Task prompt
Collect every line in the records below that contains the word "历城区张马大街以东".

· · · ·

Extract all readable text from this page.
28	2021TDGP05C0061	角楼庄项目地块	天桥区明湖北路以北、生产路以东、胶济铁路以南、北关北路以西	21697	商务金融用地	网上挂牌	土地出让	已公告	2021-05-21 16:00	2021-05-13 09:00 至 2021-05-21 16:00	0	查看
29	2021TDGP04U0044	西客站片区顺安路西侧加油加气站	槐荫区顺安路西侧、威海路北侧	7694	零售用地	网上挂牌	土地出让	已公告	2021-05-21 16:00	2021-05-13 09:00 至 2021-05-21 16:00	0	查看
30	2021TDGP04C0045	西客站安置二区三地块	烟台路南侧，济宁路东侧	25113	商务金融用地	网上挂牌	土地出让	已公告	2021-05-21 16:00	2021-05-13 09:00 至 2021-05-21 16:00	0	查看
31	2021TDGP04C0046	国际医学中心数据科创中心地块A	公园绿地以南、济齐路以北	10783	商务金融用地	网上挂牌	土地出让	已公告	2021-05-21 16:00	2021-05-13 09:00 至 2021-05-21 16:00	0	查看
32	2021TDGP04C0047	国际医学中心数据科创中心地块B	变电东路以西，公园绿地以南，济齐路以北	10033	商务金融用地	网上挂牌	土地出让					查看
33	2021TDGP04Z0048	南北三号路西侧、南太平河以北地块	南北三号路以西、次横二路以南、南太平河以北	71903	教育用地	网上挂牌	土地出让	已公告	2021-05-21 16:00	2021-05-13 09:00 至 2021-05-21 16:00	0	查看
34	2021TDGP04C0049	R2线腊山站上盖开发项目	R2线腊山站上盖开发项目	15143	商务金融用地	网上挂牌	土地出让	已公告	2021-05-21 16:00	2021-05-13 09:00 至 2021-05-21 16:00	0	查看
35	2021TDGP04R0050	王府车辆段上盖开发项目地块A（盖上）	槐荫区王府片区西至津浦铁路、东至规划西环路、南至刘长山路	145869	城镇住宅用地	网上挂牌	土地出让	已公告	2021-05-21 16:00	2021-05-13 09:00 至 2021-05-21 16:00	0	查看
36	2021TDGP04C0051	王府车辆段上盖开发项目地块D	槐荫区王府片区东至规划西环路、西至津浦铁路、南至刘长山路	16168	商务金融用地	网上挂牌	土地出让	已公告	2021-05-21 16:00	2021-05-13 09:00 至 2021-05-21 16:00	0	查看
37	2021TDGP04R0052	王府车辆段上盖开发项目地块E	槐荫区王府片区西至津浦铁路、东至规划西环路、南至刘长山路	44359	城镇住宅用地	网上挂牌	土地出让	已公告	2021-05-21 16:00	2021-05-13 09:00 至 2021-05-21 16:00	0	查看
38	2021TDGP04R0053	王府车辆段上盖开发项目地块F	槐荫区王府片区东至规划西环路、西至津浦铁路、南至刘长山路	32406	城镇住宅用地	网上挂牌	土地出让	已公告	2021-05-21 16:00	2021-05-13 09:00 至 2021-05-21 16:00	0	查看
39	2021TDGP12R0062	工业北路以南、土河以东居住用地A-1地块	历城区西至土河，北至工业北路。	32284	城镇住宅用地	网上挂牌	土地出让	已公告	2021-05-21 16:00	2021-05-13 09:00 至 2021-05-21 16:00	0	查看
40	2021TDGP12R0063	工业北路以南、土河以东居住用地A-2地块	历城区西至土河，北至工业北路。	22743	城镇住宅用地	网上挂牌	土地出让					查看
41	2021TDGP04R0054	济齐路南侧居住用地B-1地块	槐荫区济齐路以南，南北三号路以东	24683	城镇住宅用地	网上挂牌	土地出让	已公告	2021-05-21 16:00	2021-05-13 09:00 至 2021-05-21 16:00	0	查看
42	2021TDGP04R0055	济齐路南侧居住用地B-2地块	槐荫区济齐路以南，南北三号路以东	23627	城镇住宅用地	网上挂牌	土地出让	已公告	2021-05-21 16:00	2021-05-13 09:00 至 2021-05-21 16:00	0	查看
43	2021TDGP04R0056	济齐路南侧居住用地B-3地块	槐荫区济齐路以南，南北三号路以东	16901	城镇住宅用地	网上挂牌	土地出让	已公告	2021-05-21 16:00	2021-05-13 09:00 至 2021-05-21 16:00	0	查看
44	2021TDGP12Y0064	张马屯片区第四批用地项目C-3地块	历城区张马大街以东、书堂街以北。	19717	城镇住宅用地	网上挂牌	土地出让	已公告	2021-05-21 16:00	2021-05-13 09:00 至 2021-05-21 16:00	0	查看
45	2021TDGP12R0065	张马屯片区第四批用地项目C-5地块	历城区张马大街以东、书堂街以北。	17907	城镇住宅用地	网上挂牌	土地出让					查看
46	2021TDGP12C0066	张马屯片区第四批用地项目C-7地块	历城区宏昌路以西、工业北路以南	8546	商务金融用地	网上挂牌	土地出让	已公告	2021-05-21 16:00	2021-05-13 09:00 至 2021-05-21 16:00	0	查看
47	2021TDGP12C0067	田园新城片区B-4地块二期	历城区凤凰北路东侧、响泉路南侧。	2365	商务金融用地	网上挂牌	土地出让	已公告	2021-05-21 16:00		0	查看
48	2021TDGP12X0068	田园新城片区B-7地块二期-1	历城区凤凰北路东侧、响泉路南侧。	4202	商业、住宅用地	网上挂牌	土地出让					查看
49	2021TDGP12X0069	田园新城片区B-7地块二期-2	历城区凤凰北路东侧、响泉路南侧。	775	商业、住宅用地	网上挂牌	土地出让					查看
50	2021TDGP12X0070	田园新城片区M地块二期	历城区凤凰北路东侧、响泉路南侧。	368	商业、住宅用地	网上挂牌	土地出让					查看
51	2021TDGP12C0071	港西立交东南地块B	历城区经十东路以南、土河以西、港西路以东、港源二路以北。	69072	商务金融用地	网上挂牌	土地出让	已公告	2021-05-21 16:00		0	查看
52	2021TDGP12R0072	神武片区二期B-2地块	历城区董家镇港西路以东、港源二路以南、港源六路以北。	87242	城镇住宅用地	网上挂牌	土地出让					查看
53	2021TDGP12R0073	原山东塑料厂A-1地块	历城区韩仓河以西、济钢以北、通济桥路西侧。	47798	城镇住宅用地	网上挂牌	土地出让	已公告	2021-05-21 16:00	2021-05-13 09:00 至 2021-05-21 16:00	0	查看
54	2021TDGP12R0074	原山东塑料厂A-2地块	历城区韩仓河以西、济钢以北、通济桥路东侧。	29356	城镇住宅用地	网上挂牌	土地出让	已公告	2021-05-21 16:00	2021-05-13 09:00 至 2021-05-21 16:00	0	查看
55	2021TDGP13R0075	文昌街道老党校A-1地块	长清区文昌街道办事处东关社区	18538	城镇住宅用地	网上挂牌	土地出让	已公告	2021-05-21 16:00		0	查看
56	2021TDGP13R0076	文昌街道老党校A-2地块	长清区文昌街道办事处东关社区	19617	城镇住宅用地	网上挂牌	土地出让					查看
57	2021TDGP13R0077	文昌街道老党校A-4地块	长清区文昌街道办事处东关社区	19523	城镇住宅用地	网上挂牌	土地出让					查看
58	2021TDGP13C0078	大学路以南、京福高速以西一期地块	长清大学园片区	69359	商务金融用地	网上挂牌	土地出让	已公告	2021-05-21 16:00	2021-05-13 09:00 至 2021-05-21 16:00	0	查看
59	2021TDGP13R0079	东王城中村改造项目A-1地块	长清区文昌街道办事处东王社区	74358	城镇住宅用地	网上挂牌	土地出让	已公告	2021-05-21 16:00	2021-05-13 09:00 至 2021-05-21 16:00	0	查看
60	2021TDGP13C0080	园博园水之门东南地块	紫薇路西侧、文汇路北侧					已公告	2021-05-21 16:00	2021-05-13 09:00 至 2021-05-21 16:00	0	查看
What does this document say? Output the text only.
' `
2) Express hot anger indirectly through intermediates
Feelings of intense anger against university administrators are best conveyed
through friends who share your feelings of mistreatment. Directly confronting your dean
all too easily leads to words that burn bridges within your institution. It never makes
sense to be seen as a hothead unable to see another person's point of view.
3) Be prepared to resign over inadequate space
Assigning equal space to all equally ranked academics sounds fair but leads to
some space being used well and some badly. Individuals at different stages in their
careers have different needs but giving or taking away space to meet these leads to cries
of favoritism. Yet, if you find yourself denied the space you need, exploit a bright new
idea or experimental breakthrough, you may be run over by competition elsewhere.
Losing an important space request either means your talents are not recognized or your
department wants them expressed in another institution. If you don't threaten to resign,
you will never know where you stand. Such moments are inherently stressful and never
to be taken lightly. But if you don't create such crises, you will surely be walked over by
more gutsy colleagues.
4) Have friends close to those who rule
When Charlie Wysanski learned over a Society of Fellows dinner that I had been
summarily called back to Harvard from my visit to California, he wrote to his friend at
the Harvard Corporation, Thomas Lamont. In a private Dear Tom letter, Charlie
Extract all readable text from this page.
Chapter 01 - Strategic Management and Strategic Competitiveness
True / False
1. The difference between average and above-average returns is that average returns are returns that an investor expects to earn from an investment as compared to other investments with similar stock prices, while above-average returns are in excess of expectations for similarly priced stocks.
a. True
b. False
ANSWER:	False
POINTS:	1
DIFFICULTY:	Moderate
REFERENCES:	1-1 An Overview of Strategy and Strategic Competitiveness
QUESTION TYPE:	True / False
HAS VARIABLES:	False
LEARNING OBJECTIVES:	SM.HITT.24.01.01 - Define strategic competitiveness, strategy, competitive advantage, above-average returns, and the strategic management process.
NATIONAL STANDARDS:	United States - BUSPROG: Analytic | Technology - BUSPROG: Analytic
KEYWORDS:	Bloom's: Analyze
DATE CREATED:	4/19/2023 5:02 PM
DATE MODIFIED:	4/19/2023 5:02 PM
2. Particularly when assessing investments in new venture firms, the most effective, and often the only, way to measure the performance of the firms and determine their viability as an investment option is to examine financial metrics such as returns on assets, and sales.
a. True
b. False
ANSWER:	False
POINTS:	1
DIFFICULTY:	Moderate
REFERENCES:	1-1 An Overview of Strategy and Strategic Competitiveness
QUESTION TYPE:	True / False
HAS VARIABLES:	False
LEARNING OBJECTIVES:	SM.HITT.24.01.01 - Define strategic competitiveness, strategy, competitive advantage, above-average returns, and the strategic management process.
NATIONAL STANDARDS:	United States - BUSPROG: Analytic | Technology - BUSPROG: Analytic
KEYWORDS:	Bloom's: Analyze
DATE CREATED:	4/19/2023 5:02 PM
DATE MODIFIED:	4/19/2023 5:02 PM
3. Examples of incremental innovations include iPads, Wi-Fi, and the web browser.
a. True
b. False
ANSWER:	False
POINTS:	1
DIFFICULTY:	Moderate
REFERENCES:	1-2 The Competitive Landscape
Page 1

· · · ·

Task response
44	2021TDGP12Y0064	张马屯片区第四批用地项目C-3地块	历城区张马大街以东、书堂街以北。	19717	城镇住宅用地	网上挂牌	土地出让	已公告	2021-05-21 16:00	2021-05-13 09:00 至 2021-05-21 16:00	0	查看
45	2021TDGP12R0065	张马屯片区第四批用地项目C-5地块	历城区张马大街以东、书堂街以北。	17907	城镇住宅用地	网上挂牌	土地出让					查看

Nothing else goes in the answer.